Task objective = Scan the records below for lines with the word "more", then state how many you find and nothing else.

:: Data provided ::

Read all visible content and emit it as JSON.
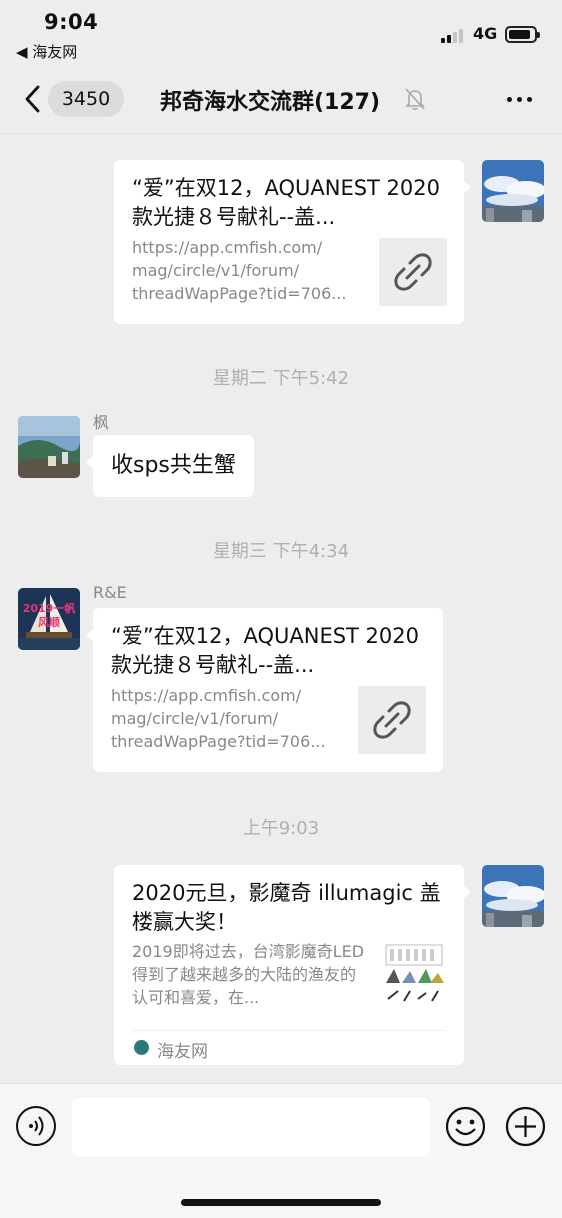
{
  "status_bar": {
    "time": "9:04",
    "back_app": "◀ 海友网",
    "network": "4G"
  },
  "nav": {
    "unread_count": "3450",
    "title": "邦奇海水交流群(127)"
  },
  "messages": {
    "m1": {
      "title": "“爱”在双12，AQUANEST 2020款光捷８号献礼--盖...",
      "url": "https://app.cmfish.com/\nmag/circle/v1/forum/\nthreadWapPage?tid=706..."
    },
    "ts1": "星期二 下午5:42",
    "m2": {
      "sender": "枫",
      "text": "收sps共生蟹"
    },
    "ts2": "星期三 下午4:34",
    "m3": {
      "sender": "R&E",
      "avatar_text": "2019一帆风顺",
      "title": "“爱”在双12，AQUANEST 2020款光捷８号献礼--盖...",
      "url": "https://app.cmfish.com/\nmag/circle/v1/forum/\nthreadWapPage?tid=706..."
    },
    "ts3": "上午9:03",
    "m4": {
      "title": "2020元旦，影魔奇 illumagic 盖楼赢大奖！",
      "desc": "2019即将过去，台湾影魔奇LED得到了越来越多的大陆的渔友的认可和喜爱，在...",
      "source": "海友网"
    }
  },
  "input_bar": {
    "placeholder": ""
  },
  "colors": {
    "background": "#ededed",
    "bubble": "#ffffff",
    "meta_text": "#888888"
  }
}
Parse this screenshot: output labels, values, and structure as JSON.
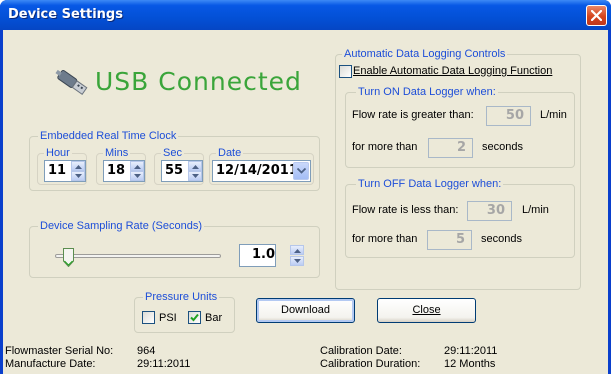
{
  "window": {
    "title": "Device Settings"
  },
  "usb": {
    "status_text": "USB Connected",
    "icon": "usb-plug-icon"
  },
  "rtc": {
    "group_label": "Embedded Real Time Clock",
    "hour_label": "Hour",
    "mins_label": "Mins",
    "sec_label": "Sec",
    "date_label": "Date",
    "hour_value": "11",
    "mins_value": "18",
    "sec_value": "55",
    "date_value": "12/14/2011"
  },
  "sampling": {
    "group_label": "Device Sampling Rate (Seconds)",
    "value": "1.0",
    "slider_level": 0.05
  },
  "logging": {
    "group_label": "Automatic Data Logging Controls",
    "enable_label": "Enable Automatic Data Logging Function",
    "enable_checked": false,
    "on_group_label": "Turn ON Data Logger when:",
    "on_flow_label": "Flow rate is greater than:",
    "on_flow_value": "50",
    "on_flow_unit": "L/min",
    "on_time_label": "for more than",
    "on_time_value": "2",
    "on_time_unit": "seconds",
    "off_group_label": "Turn OFF Data Logger when:",
    "off_flow_label": "Flow rate is less than:",
    "off_flow_value": "30",
    "off_flow_unit": "L/min",
    "off_time_label": "for more than",
    "off_time_value": "5",
    "off_time_unit": "seconds"
  },
  "pressure": {
    "group_label": "Pressure Units",
    "psi_label": "PSI",
    "psi_checked": false,
    "bar_label": "Bar",
    "bar_checked": true
  },
  "buttons": {
    "download_label": "Download",
    "close_label": "Close"
  },
  "info": {
    "serial_label": "Flowmaster Serial No:",
    "serial_value": "964",
    "manufacture_label": "Manufacture Date:",
    "manufacture_value": "29:11:2011",
    "calibration_label": "Calibration Date:",
    "calibration_value": "29:11:2011",
    "duration_label": "Calibration Duration:",
    "duration_value": "12 Months"
  },
  "colors": {
    "titlebar": "#0350d6",
    "group_label": "#1d4ed8",
    "usb_text": "#3aa53a",
    "dialog_bg": "#ece9d8"
  }
}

:::

Result for this task = 2